WHAT IS BEING ASKED:
Below are the records. Gather each line that holds "本大题共".

(Stored items from a collection)
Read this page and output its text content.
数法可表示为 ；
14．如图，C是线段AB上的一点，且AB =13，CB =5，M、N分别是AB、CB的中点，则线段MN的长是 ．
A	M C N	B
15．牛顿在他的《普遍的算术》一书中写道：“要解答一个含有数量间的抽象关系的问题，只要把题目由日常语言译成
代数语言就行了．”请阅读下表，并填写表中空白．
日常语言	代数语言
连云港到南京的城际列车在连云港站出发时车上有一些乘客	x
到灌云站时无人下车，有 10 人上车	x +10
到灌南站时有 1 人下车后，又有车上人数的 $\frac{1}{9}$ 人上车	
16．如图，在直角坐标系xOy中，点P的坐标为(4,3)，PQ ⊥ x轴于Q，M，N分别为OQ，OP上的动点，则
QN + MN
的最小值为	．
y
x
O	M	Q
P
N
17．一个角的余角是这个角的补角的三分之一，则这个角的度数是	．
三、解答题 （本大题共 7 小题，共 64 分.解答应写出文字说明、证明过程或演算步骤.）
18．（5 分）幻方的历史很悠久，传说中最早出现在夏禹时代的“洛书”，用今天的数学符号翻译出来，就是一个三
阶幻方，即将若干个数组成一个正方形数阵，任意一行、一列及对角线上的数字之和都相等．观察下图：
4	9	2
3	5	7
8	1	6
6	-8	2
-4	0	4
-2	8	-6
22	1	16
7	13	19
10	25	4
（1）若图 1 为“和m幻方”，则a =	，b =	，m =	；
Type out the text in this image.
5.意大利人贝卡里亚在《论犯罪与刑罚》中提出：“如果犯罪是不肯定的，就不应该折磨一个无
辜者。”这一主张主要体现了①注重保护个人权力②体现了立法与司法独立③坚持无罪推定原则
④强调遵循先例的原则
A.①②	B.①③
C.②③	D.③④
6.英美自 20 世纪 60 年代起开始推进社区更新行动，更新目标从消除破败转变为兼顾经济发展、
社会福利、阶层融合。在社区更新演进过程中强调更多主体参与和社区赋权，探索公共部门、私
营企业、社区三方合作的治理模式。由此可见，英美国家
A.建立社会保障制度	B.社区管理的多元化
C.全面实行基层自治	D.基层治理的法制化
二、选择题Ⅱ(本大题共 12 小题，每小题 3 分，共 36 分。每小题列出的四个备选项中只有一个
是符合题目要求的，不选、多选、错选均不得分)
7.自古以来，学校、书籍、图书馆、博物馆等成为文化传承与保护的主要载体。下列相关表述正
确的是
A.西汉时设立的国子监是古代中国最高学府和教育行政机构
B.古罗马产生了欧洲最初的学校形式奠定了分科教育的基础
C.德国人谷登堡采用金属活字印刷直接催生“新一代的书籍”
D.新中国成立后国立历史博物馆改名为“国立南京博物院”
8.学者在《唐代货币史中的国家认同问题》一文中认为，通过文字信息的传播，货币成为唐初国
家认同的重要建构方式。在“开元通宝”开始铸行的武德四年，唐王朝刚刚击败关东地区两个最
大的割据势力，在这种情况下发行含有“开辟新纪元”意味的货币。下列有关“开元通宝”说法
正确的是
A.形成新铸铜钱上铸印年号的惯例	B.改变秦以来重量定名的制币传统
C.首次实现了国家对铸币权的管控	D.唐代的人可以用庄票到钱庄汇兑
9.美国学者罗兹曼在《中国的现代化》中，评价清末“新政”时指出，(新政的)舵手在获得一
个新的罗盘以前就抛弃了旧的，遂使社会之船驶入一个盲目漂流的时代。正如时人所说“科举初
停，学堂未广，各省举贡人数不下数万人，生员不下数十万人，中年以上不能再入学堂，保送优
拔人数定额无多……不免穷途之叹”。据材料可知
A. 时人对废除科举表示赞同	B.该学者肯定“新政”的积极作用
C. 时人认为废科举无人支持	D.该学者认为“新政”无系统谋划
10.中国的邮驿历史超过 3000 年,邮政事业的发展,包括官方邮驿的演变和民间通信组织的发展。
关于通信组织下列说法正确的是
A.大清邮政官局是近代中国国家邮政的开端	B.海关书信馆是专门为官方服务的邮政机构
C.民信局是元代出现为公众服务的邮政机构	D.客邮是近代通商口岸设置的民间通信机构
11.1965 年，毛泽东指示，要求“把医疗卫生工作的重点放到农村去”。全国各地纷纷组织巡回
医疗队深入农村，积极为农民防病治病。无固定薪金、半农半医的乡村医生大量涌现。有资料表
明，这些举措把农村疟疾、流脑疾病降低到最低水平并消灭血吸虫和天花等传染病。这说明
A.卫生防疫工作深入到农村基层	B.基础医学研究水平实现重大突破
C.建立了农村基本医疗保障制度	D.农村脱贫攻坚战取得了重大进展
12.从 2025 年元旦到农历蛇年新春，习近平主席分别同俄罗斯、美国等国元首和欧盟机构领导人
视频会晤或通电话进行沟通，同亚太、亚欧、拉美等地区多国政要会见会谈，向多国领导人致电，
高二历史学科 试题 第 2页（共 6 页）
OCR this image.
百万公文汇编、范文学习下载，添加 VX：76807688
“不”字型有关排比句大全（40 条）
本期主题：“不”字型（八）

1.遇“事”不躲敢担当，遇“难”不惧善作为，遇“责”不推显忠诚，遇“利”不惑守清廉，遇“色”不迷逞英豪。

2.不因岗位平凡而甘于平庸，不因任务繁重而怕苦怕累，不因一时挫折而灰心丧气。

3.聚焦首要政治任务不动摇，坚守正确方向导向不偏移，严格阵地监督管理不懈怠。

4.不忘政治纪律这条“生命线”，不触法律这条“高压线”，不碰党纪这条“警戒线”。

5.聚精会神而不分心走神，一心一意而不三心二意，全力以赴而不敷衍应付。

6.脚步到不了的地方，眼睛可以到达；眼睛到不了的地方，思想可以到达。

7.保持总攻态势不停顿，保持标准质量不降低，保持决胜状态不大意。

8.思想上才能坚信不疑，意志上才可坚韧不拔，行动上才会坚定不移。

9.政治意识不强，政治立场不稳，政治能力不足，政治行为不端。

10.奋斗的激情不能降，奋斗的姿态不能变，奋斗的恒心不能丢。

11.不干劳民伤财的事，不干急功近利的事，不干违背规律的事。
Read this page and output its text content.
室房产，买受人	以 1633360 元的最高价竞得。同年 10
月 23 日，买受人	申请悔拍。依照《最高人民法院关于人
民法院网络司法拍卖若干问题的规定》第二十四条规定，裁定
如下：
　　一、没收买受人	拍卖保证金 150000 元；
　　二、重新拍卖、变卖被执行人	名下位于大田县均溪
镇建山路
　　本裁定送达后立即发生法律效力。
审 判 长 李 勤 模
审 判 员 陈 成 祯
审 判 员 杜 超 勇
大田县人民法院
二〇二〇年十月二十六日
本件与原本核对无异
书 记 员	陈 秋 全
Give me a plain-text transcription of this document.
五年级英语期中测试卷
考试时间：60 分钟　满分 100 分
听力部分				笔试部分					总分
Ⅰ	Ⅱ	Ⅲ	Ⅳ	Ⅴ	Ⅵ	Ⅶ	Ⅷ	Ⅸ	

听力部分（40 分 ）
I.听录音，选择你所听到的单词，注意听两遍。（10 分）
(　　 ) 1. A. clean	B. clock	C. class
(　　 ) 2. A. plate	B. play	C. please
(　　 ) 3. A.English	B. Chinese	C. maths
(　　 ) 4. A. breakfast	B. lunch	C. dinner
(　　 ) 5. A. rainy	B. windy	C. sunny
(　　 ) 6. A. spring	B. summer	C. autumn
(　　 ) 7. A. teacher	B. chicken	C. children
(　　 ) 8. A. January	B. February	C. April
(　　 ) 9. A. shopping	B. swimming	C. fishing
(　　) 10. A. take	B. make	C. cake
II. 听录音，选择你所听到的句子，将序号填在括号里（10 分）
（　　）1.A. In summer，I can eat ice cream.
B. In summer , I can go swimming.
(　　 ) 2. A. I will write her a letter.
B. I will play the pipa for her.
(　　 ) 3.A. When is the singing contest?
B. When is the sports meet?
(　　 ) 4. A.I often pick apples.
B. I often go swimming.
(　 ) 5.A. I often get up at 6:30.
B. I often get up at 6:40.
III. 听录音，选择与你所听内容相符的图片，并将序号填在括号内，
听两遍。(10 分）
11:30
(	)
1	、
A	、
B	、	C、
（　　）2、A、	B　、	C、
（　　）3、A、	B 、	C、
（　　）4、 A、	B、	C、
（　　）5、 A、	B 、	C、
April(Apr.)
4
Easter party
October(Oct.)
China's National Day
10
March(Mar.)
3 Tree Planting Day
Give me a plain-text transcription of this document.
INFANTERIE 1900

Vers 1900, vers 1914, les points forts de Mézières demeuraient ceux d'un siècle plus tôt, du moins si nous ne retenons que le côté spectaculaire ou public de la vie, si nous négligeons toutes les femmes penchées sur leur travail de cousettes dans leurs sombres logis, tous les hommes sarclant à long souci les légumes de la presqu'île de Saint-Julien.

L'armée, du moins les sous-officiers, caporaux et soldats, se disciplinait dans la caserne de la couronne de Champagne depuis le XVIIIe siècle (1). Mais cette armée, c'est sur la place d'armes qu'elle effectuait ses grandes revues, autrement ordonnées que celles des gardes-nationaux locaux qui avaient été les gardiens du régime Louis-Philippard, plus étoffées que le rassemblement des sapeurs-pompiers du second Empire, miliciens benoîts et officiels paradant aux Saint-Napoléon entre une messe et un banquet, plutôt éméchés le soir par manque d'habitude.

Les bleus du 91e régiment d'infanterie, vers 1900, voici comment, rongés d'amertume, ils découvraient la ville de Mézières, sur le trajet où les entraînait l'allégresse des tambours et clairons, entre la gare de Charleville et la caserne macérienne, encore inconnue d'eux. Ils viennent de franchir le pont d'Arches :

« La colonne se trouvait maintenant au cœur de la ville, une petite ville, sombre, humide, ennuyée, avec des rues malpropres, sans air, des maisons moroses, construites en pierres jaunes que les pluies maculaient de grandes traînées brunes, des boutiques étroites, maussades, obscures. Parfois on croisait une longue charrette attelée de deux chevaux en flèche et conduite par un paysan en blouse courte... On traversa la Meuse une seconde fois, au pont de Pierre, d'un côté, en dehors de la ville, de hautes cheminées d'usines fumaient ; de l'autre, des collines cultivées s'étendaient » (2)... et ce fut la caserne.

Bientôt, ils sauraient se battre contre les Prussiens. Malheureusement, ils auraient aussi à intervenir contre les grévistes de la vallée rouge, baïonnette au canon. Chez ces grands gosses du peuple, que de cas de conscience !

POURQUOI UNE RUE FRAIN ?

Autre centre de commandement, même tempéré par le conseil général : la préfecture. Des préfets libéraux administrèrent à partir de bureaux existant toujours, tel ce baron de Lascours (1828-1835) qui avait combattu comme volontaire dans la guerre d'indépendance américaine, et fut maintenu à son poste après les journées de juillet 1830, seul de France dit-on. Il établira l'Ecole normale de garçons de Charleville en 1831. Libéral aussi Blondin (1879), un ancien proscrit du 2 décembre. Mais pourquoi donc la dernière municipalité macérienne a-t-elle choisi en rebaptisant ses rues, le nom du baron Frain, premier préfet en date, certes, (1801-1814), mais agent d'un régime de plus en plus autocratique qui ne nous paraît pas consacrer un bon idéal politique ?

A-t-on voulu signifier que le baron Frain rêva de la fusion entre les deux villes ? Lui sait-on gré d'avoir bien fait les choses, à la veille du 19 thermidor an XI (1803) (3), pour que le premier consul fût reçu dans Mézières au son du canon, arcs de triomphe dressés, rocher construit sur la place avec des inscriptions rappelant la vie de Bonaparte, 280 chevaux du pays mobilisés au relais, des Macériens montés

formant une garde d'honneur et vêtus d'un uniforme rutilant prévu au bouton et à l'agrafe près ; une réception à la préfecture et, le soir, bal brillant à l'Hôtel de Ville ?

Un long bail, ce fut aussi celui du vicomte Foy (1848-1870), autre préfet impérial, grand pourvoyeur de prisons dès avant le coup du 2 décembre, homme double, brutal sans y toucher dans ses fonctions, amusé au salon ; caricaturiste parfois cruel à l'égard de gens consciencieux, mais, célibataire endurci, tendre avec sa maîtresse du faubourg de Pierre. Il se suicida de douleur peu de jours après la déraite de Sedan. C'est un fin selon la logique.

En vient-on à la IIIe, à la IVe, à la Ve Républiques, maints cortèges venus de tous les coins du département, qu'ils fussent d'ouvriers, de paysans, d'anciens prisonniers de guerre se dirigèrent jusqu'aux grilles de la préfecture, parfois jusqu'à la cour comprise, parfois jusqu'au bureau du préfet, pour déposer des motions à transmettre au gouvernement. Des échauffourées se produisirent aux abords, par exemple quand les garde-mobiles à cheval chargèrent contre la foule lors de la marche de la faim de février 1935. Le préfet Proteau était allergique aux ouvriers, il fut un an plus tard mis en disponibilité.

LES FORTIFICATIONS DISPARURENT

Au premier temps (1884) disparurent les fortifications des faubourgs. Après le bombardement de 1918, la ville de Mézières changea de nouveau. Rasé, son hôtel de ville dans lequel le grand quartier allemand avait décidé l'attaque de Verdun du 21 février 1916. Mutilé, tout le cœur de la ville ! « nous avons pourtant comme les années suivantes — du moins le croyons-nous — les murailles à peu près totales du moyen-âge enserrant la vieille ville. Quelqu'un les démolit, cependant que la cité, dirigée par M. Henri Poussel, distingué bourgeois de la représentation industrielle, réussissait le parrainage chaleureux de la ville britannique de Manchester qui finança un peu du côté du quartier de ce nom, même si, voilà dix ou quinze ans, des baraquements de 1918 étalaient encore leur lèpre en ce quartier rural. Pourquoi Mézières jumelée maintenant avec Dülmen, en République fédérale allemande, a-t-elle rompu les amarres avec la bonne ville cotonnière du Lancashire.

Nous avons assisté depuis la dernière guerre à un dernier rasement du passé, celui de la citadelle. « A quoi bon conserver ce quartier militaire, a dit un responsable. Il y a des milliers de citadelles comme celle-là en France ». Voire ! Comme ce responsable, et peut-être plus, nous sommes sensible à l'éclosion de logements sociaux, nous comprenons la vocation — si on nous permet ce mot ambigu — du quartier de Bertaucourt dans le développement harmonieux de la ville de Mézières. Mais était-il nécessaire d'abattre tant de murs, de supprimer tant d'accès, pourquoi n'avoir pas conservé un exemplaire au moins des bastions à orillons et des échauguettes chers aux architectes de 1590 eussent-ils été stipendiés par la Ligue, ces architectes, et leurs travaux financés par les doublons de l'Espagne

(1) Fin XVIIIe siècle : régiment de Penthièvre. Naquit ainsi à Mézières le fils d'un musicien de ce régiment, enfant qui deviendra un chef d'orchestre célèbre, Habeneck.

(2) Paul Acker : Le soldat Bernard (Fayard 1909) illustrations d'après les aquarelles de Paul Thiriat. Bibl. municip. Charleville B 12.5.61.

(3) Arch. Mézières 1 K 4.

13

RESPONSE BELOW:
三、解答题 （本大题共 7 小题，共 64 分.解答应写出文字说明、证明过程或演算步骤.）
二、选择题Ⅱ(本大题共 12 小题，每小题 3 分，共 36 分。每小题列出的四个备选项中只有一个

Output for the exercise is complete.